▶ **PROMPT**:
Leave out the pictures and reproduce all of the data exactly.

** Begin DATA TO USE **

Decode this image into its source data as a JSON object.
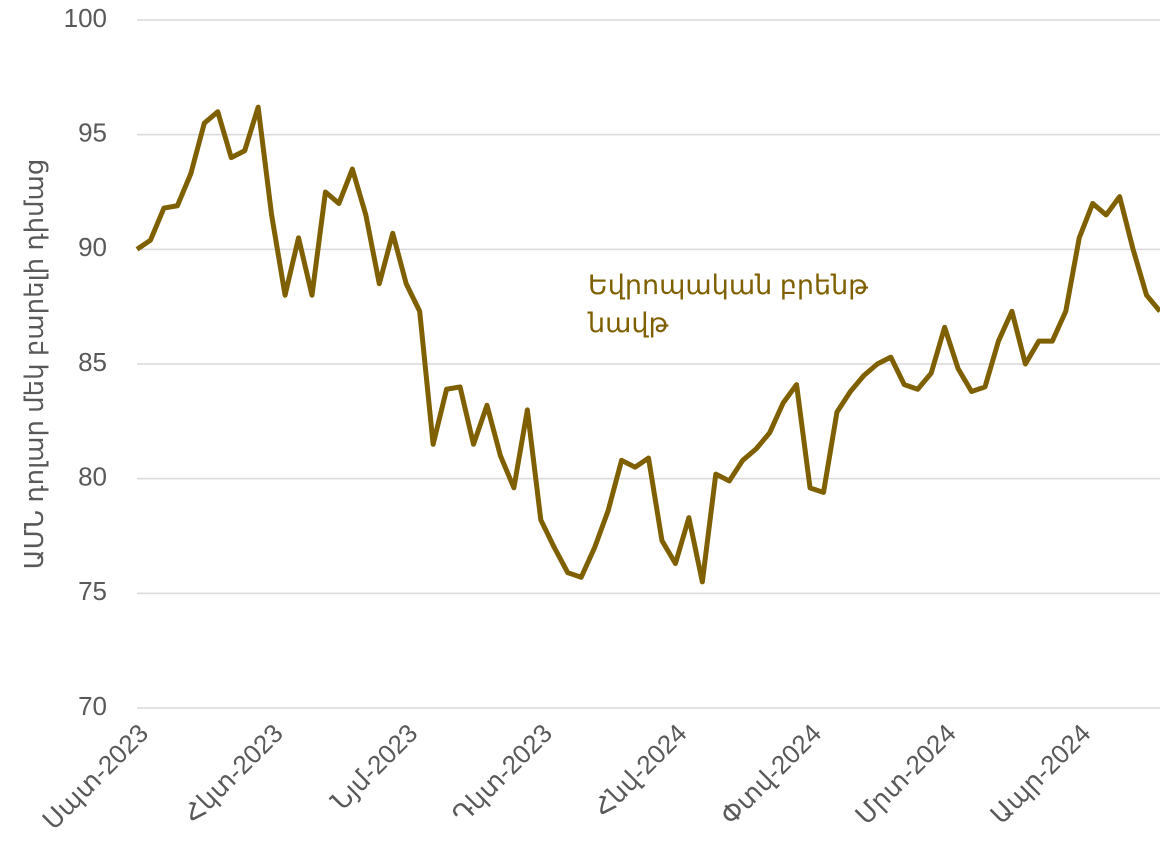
{
  "chart_data": {
    "type": "line",
    "y_label": "ԱՄՆ դոլար մեկ բարելի դիմաց",
    "categories": [
      "Սպտ-2023",
      null,
      null,
      null,
      null,
      null,
      null,
      null,
      null,
      null,
      "Հկտ-2023",
      null,
      null,
      null,
      null,
      null,
      null,
      null,
      null,
      null,
      "Նյմ-2023",
      null,
      null,
      null,
      null,
      null,
      null,
      null,
      null,
      null,
      "Դկտ-2023",
      null,
      null,
      null,
      null,
      null,
      null,
      null,
      null,
      null,
      "Հնվ-2024",
      null,
      null,
      null,
      null,
      null,
      null,
      null,
      null,
      null,
      "Փտվ-2024",
      null,
      null,
      null,
      null,
      null,
      null,
      null,
      null,
      null,
      "Մրտ-2024",
      null,
      null,
      null,
      null,
      null,
      null,
      null,
      null,
      null,
      "Ապր-2024",
      null,
      null,
      null,
      null,
      null,
      null
    ],
    "series": [
      {
        "name": "Եվրոպական բրենթ նավթ",
        "color": "#7f6000",
        "values": [
          90.0,
          90.4,
          91.8,
          91.9,
          93.3,
          95.5,
          96.0,
          94.0,
          94.3,
          96.2,
          91.5,
          88.0,
          90.5,
          88.0,
          92.5,
          92.0,
          93.5,
          91.5,
          88.5,
          90.7,
          88.5,
          87.3,
          81.5,
          83.9,
          84.0,
          81.5,
          83.2,
          81.0,
          79.6,
          83.0,
          78.2,
          77.0,
          75.9,
          75.7,
          77.0,
          78.6,
          80.8,
          80.5,
          80.9,
          77.3,
          76.3,
          78.3,
          75.5,
          80.2,
          79.9,
          80.8,
          81.3,
          82.0,
          83.3,
          84.1,
          79.6,
          79.4,
          82.9,
          83.8,
          84.5,
          85.0,
          85.3,
          84.1,
          83.9,
          84.6,
          86.6,
          84.8,
          83.8,
          84.0,
          86.0,
          87.3,
          85.0,
          86.0,
          86.0,
          87.3,
          90.5,
          92.0,
          91.5,
          92.3,
          90.0,
          88.0,
          87.3
        ]
      }
    ],
    "ylim": [
      70,
      100
    ],
    "yticks": [
      70,
      75,
      80,
      85,
      90,
      95,
      100
    ],
    "grid": true
  }
}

** End DATA TO USE **

▶ **FULL OUTPUT**:
Decode this image into its source data as a JSON object.
{
  "chart_data": {
    "type": "line",
    "y_label": "ԱՄՆ դոլար մեկ բարելի դիմաց",
    "categories": [
      "Սպտ-2023",
      null,
      null,
      null,
      null,
      null,
      null,
      null,
      null,
      null,
      "Հկտ-2023",
      null,
      null,
      null,
      null,
      null,
      null,
      null,
      null,
      null,
      "Նյմ-2023",
      null,
      null,
      null,
      null,
      null,
      null,
      null,
      null,
      null,
      "Դկտ-2023",
      null,
      null,
      null,
      null,
      null,
      null,
      null,
      null,
      null,
      "Հնվ-2024",
      null,
      null,
      null,
      null,
      null,
      null,
      null,
      null,
      null,
      "Փտվ-2024",
      null,
      null,
      null,
      null,
      null,
      null,
      null,
      null,
      null,
      "Մրտ-2024",
      null,
      null,
      null,
      null,
      null,
      null,
      null,
      null,
      null,
      "Ապր-2024",
      null,
      null,
      null,
      null,
      null,
      null
    ],
    "series": [
      {
        "name": "Եվրոպական բրենթ նավթ",
        "color": "#7f6000",
        "values": [
          90.0,
          90.4,
          91.8,
          91.9,
          93.3,
          95.5,
          96.0,
          94.0,
          94.3,
          96.2,
          91.5,
          88.0,
          90.5,
          88.0,
          92.5,
          92.0,
          93.5,
          91.5,
          88.5,
          90.7,
          88.5,
          87.3,
          81.5,
          83.9,
          84.0,
          81.5,
          83.2,
          81.0,
          79.6,
          83.0,
          78.2,
          77.0,
          75.9,
          75.7,
          77.0,
          78.6,
          80.8,
          80.5,
          80.9,
          77.3,
          76.3,
          78.3,
          75.5,
          80.2,
          79.9,
          80.8,
          81.3,
          82.0,
          83.3,
          84.1,
          79.6,
          79.4,
          82.9,
          83.8,
          84.5,
          85.0,
          85.3,
          84.1,
          83.9,
          84.6,
          86.6,
          84.8,
          83.8,
          84.0,
          86.0,
          87.3,
          85.0,
          86.0,
          86.0,
          87.3,
          90.5,
          92.0,
          91.5,
          92.3,
          90.0,
          88.0,
          87.3
        ]
      }
    ],
    "ylim": [
      70,
      100
    ],
    "yticks": [
      70,
      75,
      80,
      85,
      90,
      95,
      100
    ],
    "grid": true
  }
}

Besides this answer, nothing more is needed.